**TASK GOAL**
List all lines of the data containing the word "text".
Segment Start: LISTED ENTRIES
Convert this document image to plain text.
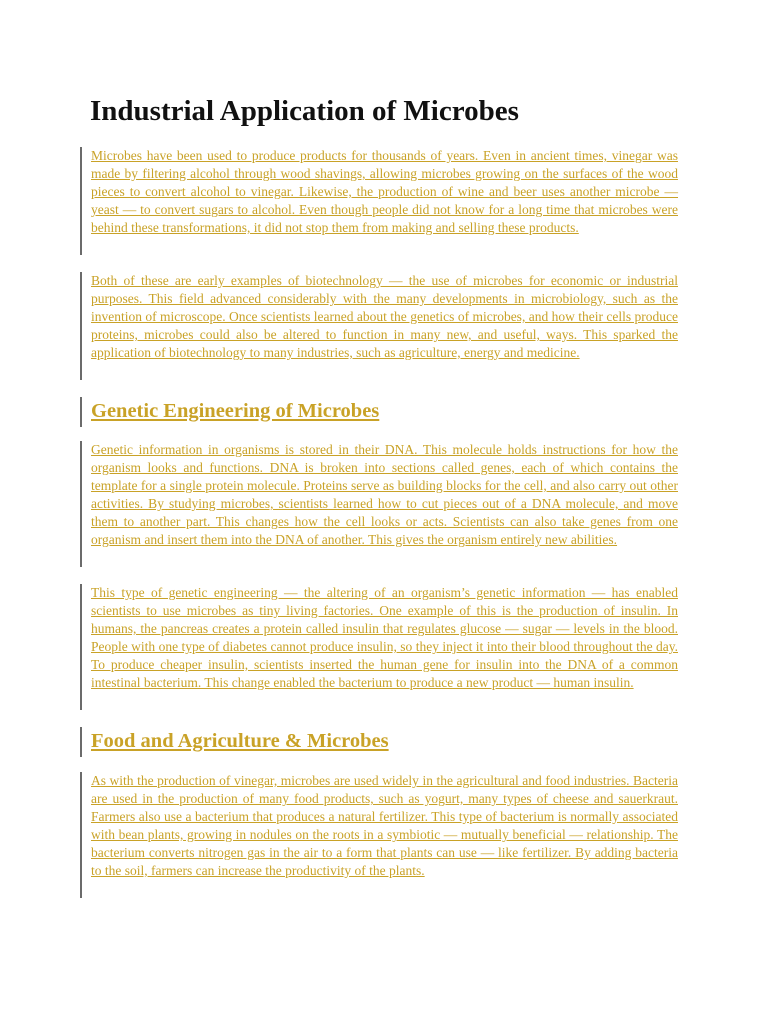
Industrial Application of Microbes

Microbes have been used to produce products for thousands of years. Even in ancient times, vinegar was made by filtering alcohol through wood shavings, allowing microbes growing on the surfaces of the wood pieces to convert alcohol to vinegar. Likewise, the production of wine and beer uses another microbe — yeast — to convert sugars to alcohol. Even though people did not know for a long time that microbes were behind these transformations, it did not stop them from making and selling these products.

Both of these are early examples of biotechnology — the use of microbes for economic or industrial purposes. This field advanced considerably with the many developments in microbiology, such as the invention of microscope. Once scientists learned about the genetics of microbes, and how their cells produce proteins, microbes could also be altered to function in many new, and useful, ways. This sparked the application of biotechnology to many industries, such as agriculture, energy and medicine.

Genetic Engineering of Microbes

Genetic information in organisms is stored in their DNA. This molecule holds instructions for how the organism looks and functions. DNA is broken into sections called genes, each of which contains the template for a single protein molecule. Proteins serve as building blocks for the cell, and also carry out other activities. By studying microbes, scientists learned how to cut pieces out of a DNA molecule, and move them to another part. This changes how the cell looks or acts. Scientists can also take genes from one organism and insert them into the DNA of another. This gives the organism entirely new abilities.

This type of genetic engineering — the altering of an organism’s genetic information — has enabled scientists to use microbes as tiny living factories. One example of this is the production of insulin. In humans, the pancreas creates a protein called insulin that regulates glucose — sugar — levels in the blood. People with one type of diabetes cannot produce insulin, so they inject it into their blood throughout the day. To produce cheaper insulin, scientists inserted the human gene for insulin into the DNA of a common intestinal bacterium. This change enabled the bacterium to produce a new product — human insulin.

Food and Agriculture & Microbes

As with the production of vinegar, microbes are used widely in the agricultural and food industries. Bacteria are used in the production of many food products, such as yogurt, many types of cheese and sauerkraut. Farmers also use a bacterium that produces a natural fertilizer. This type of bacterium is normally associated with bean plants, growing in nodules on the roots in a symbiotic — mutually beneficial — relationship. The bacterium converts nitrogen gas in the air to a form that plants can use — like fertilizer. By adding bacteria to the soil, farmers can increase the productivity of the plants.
Segment End: LISTED ENTRIES
Segment Start: LISTED ENTRIES
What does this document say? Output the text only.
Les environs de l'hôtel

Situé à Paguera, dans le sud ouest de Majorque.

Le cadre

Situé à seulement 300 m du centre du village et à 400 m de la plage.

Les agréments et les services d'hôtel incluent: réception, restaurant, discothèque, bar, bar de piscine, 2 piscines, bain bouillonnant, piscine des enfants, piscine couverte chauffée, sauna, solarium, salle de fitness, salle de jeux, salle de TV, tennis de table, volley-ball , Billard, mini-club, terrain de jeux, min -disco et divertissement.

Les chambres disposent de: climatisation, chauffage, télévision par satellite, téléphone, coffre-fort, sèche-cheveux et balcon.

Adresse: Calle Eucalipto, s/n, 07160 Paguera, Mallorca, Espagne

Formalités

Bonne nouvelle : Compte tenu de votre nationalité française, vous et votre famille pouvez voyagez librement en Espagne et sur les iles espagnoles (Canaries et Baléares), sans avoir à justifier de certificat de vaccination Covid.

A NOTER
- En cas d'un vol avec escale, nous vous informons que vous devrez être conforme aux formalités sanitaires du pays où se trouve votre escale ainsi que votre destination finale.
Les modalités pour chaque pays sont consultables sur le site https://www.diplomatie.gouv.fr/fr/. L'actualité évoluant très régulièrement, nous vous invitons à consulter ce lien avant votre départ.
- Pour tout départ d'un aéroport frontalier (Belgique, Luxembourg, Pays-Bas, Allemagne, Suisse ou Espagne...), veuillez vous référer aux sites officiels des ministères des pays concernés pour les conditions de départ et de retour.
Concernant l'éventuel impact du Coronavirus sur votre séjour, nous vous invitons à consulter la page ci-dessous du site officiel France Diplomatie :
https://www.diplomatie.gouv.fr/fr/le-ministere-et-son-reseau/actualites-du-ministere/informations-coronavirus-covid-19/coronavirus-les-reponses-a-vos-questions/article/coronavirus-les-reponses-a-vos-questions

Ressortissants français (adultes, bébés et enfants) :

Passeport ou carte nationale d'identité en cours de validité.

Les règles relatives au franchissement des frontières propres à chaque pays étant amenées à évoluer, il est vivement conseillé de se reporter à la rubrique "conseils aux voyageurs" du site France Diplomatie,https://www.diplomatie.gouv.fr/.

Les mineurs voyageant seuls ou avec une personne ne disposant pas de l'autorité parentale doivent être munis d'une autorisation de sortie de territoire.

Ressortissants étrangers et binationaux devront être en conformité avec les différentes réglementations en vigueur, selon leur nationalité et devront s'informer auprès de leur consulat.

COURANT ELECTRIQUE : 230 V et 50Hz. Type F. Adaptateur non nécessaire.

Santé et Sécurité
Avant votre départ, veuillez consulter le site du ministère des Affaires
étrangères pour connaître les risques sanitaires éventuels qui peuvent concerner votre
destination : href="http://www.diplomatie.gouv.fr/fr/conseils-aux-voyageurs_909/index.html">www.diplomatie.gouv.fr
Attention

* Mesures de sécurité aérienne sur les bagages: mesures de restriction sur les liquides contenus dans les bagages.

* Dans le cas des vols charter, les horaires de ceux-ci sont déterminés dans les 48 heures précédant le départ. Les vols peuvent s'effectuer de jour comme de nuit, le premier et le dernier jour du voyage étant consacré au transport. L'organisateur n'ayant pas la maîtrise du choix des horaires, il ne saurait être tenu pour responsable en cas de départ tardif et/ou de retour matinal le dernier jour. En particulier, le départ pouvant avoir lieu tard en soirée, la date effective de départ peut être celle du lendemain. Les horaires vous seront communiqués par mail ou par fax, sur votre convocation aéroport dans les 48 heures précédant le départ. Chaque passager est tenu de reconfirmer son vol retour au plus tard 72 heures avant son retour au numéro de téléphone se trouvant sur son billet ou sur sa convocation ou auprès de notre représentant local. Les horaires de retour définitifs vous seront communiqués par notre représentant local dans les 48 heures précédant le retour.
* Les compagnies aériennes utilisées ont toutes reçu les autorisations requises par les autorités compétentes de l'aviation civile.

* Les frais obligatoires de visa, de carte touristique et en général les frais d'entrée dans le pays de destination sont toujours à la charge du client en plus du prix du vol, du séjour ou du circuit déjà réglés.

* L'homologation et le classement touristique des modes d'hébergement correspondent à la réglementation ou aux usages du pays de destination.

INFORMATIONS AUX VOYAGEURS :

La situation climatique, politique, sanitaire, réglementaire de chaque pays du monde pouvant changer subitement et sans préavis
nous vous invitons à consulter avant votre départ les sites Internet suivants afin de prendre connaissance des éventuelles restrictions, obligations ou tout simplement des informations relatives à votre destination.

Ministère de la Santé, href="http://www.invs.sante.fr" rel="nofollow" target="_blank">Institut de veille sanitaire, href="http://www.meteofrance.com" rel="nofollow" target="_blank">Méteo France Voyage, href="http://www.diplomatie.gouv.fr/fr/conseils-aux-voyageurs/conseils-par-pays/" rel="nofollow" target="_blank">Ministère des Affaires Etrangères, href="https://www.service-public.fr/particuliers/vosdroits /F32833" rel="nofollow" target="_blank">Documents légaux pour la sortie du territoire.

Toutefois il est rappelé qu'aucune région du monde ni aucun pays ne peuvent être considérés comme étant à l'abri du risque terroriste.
Segment End: LISTED ENTRIES
**TASK RESULT**
Convert this document image to plain text.
What does this document say? Output the text only.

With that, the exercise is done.